Exercise goal
Each entry below must be repeated exactly, with pictures left out.

Data to use
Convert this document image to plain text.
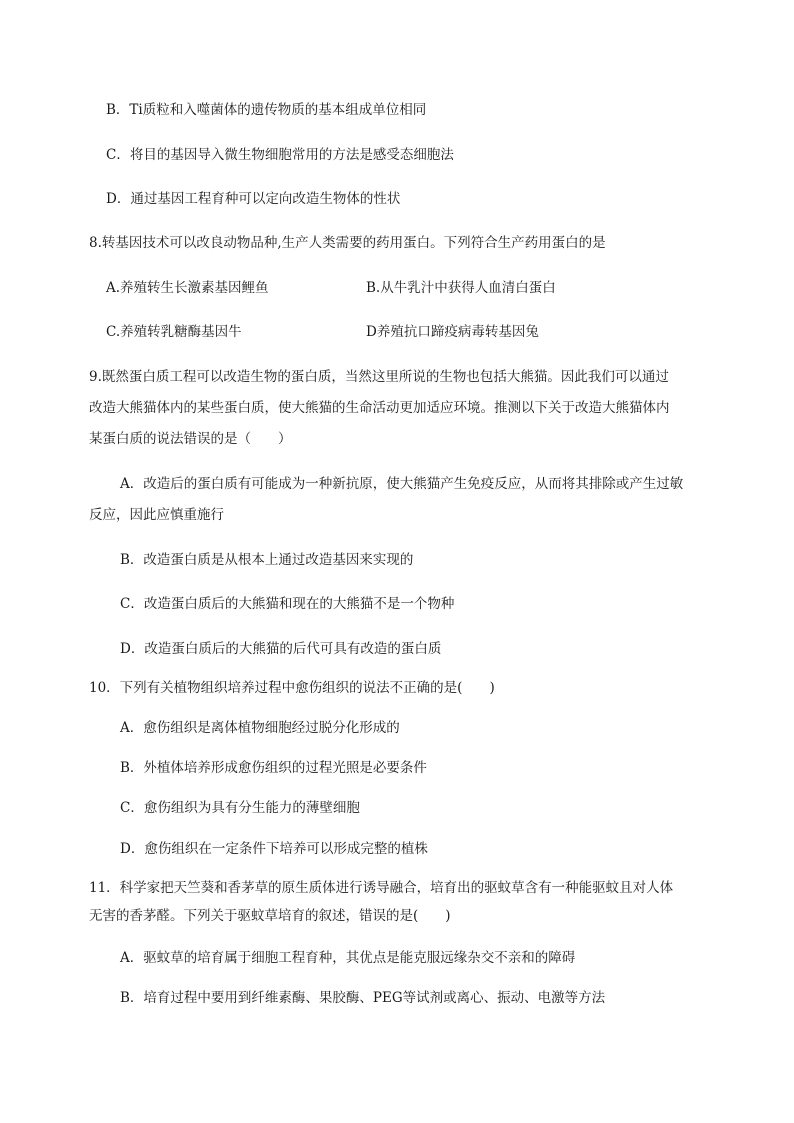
B．Ti质粒和入噬菌体的遗传物质的基本组成单位相同
C．将目的基因导入微生物细胞常用的方法是感受态细胞法
D．通过基因工程育种可以定向改造生物体的性状
8.转基因技术可以改良动物品种,生产人类需要的药用蛋白。下列符合生产药用蛋白的是
A.养殖转生长激素基因鲤鱼	B.从牛乳汁中获得人血清白蛋白
C.养殖转乳糖酶基因牛	D养殖抗口蹄疫病毒转基因兔
9.既然蛋白质工程可以改造生物的蛋白质，当然这里所说的生物也包括大熊猫。因此我们可以通过
改造大熊猫体内的某些蛋白质，使大熊猫的生命活动更加适应环境。推测以下关于改造大熊猫体内
某蛋白质的说法错误的是（　　）
A．改造后的蛋白质有可能成为一种新抗原，使大熊猫产生免疫反应，从而将其排除或产生过敏
反应，因此应慎重施行
B．改造蛋白质是从根本上通过改造基因来实现的
C．改造蛋白质后的大熊猫和现在的大熊猫不是一个物种
D．改造蛋白质后的大熊猫的后代可具有改造的蛋白质
10．下列有关植物组织培养过程中愈伤组织的说法不正确的是(　　)
A．愈伤组织是离体植物细胞经过脱分化形成的
B．外植体培养形成愈伤组织的过程光照是必要条件
C．愈伤组织为具有分生能力的薄壁细胞
D．愈伤组织在一定条件下培养可以形成完整的植株
11．科学家把天竺葵和香茅草的原生质体进行诱导融合，培育出的驱蚊草含有一种能驱蚊且对人体
无害的香茅醛。下列关于驱蚊草培育的叙述，错误的是(　　)
A．驱蚊草的培育属于细胞工程育种，其优点是能克服远缘杂交不亲和的障碍
B．培育过程中要用到纤维素酶、果胶酶、PEG等试剂或离心、振动、电激等方法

Result of this exercise
Convert this document image to plain text.
B．Ti质粒和入噬菌体的遗传物质的基本组成单位相同
C．将目的基因导入微生物细胞常用的方法是感受态细胞法
D．通过基因工程育种可以定向改造生物体的性状
8.转基因技术可以改良动物品种,生产人类需要的药用蛋白。下列符合生产药用蛋白的是
A.养殖转生长激素基因鲤鱼	B.从牛乳汁中获得人血清白蛋白
C.养殖转乳糖酶基因牛	D养殖抗口蹄疫病毒转基因兔
9.既然蛋白质工程可以改造生物的蛋白质，当然这里所说的生物也包括大熊猫。因此我们可以通过
改造大熊猫体内的某些蛋白质，使大熊猫的生命活动更加适应环境。推测以下关于改造大熊猫体内
某蛋白质的说法错误的是（　　）
A．改造后的蛋白质有可能成为一种新抗原，使大熊猫产生免疫反应，从而将其排除或产生过敏
反应，因此应慎重施行
B．改造蛋白质是从根本上通过改造基因来实现的
C．改造蛋白质后的大熊猫和现在的大熊猫不是一个物种
D．改造蛋白质后的大熊猫的后代可具有改造的蛋白质
10．下列有关植物组织培养过程中愈伤组织的说法不正确的是(　　)
A．愈伤组织是离体植物细胞经过脱分化形成的
B．外植体培养形成愈伤组织的过程光照是必要条件
C．愈伤组织为具有分生能力的薄壁细胞
D．愈伤组织在一定条件下培养可以形成完整的植株
11．科学家把天竺葵和香茅草的原生质体进行诱导融合，培育出的驱蚊草含有一种能驱蚊且对人体
无害的香茅醛。下列关于驱蚊草培育的叙述，错误的是(　　)
A．驱蚊草的培育属于细胞工程育种，其优点是能克服远缘杂交不亲和的障碍
B．培育过程中要用到纤维素酶、果胶酶、PEG等试剂或离心、振动、电激等方法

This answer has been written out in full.